Identify and pull out each line of the entries in which "Dark" occurs.

Material:
================================

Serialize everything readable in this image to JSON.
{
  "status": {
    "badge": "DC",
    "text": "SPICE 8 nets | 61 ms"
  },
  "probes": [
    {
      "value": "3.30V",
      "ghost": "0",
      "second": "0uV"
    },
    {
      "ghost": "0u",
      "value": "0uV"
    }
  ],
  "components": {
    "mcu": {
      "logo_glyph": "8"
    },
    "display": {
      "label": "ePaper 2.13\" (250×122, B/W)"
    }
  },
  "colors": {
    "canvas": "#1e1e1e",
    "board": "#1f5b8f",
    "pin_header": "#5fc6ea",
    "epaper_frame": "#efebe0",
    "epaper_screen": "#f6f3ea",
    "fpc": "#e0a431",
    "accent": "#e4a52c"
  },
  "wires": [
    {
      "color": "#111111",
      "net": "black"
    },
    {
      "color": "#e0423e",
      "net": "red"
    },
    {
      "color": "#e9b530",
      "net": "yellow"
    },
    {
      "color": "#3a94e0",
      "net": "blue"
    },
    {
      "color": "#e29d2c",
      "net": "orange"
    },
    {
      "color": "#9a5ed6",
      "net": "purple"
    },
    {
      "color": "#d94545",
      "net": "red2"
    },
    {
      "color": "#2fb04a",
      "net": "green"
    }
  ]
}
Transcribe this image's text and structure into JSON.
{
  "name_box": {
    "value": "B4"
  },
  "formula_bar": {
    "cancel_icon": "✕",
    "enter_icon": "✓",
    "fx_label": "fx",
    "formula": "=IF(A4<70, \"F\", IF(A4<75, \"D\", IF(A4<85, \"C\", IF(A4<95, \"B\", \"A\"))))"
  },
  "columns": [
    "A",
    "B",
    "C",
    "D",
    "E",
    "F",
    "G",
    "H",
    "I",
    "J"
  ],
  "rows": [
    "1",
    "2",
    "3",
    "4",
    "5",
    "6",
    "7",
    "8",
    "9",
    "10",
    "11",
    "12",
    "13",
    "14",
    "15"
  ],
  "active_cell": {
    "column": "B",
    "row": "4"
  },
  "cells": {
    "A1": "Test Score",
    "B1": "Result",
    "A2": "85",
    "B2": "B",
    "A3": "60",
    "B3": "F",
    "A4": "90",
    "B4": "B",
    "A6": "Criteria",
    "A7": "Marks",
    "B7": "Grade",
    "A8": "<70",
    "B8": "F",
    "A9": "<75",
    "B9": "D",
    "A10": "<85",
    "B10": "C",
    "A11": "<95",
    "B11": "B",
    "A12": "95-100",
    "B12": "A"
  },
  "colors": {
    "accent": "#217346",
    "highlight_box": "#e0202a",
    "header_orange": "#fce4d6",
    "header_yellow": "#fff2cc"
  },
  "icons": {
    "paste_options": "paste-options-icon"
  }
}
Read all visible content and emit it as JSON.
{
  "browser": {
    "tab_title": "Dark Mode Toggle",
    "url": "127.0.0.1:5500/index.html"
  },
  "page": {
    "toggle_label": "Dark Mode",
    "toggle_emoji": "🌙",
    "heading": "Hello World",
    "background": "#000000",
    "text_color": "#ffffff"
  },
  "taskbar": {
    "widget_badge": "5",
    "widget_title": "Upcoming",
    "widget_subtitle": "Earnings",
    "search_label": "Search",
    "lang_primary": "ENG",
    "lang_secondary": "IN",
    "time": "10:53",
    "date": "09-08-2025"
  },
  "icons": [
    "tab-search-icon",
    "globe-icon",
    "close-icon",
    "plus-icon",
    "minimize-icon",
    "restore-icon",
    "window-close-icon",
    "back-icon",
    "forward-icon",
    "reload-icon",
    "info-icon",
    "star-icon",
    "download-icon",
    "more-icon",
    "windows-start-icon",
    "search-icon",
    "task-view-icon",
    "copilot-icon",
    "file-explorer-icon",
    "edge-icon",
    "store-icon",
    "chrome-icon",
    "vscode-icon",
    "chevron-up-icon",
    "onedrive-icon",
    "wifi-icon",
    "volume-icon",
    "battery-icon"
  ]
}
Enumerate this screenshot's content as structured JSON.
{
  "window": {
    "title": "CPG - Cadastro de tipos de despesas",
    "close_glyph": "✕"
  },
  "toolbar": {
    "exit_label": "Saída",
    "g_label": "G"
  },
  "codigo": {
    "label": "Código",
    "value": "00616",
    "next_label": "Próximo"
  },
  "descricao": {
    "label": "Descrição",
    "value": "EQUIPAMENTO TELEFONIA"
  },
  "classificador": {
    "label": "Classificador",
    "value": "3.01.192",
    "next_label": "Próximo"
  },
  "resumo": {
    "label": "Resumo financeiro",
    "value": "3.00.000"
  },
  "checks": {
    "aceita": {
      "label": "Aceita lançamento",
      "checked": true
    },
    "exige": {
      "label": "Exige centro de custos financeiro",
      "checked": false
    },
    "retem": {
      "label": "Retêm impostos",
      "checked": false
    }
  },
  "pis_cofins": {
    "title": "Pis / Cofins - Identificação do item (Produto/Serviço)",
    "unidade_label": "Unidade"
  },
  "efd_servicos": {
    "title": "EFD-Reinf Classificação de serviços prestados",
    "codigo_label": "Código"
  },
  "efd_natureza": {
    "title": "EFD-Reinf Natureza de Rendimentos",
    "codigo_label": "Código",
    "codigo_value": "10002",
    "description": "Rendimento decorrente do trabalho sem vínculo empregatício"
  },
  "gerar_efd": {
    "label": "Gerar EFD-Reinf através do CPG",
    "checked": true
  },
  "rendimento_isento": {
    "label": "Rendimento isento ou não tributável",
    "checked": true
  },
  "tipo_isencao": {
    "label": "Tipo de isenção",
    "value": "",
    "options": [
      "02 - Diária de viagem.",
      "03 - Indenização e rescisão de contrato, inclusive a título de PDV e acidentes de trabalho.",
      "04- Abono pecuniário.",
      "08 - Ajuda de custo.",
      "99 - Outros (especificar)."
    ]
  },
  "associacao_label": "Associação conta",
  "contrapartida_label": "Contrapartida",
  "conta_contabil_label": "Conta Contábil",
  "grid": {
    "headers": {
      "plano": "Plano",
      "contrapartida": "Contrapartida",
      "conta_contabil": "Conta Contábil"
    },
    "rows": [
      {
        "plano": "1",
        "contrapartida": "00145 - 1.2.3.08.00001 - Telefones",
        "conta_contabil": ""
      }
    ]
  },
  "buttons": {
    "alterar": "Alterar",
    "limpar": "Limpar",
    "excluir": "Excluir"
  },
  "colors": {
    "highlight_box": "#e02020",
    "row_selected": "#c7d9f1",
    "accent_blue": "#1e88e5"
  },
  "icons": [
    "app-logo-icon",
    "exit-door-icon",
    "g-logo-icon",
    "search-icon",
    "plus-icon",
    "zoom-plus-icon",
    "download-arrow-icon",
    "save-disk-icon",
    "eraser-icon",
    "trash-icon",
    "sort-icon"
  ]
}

================================

Full response:
    "tab_title": "Dark Mode Toggle",
    "toggle_label": "Dark Mode",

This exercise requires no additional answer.